▶ [Work instructions]:
1. In the account of college years, how long did the writer have to leave to train as a manager?
2. Continue the account of college years from its final sentence.
— Start of Passage given —
At the start of college I did a year course to get me into the proper course because of my poor grades, so I was now a year behind my so called friends. As a lot of people in my position do I need attention, affection and to be social but I got none of it because I was now a social outcast with males and girls were no longer interested in me because of this and my acne. When I walked down the street and I’d never go out unless I really hard to I’d walk with my head on the ground looking at no one. I didn’t even go out shopping or anything. Anyway because of this urge of wanted to be part of something I became interested in certain cults like the KKK and the nazi partys, although I have never been an active supporter I do follow and understand their quest. (no one else knows this) I started to hate and that grew, the hate grew to the people at high school and it got to the point where murder did pop in an out of my mind.

 

Jumping to the second year of college I was now in the real group but these people were a joke, social outcast like myself, losers, geeks, ugly gits that would never amount to anything, I was with these people because I had no one else, I’ve always been different with people and have trouble keeping or making friends for some reason I need people so I can be happy but I don’t care for them. I started to focus on my work and got A/B grades.

 

In my last year of college I got a job at a supermarket and this really brought me out of my shell because I met so many nice people, I was only there 4 months this finished college and was offered to train as a manager and study at uni which they would pay for. I had to leave for 3 months to train in a different part of the country I was only 19 and the youngest there so everyone took the piss out of me and as for my so called friends I made when I first started at the supermarket I’ve heard nothing from them… a** holes!! So much for friendship!!
— End of Passage given —
— Start of Provided material —
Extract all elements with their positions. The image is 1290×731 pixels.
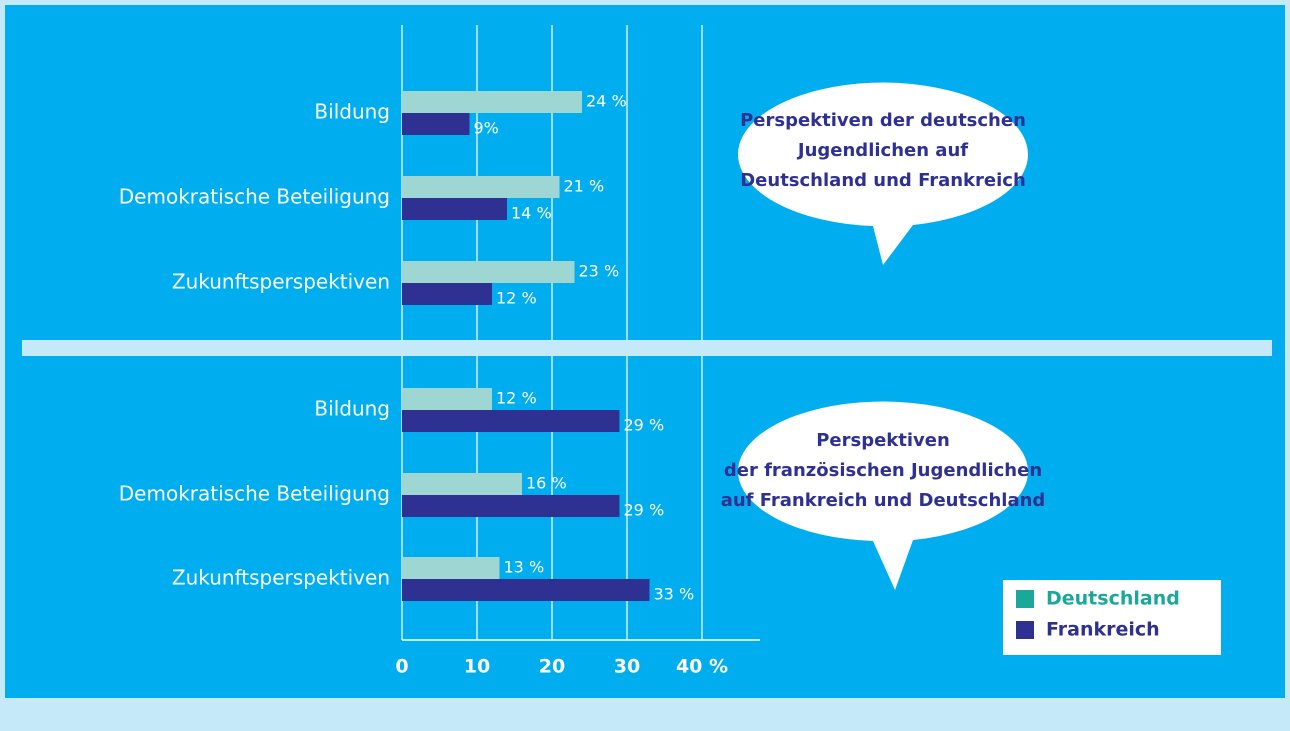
— End of Provided material —
▶ [Exercise results]:
1. Three months.

2.
 

I’m now still 19 and a manager controlling a large team of people but at work I’m very different, more out going etc but every day I come back home to nothing, no friends and mostly importantly no girl friend, I’ve been single for almost 4 years and my acne is still present but fading !! in fact I never had a girl sexually and I’m soon to be 20.

 

I’m finding it very hard to learn to accept that I’m different and this is how things are ment to be because I don’t want to be like this, I want to be like everyone else. Deep down I’m a nice guy and care for peope, but I have a dark and sadistic side of me that I find hard to suppress. Why did this have to happen to me!!! I blame the source of my problem to high school and that leads me back to murder a si cant change the past but these people must pay, the only thing right now stopping me is the fact I’ve done better in life, I driver a better car if we worked at the same place they’d work for me so I win that way but life isn’t all fun and games for some people so be careful of who u hurt and just remember we all have feelings, no one deserves to be put down because one day someone like me may snap.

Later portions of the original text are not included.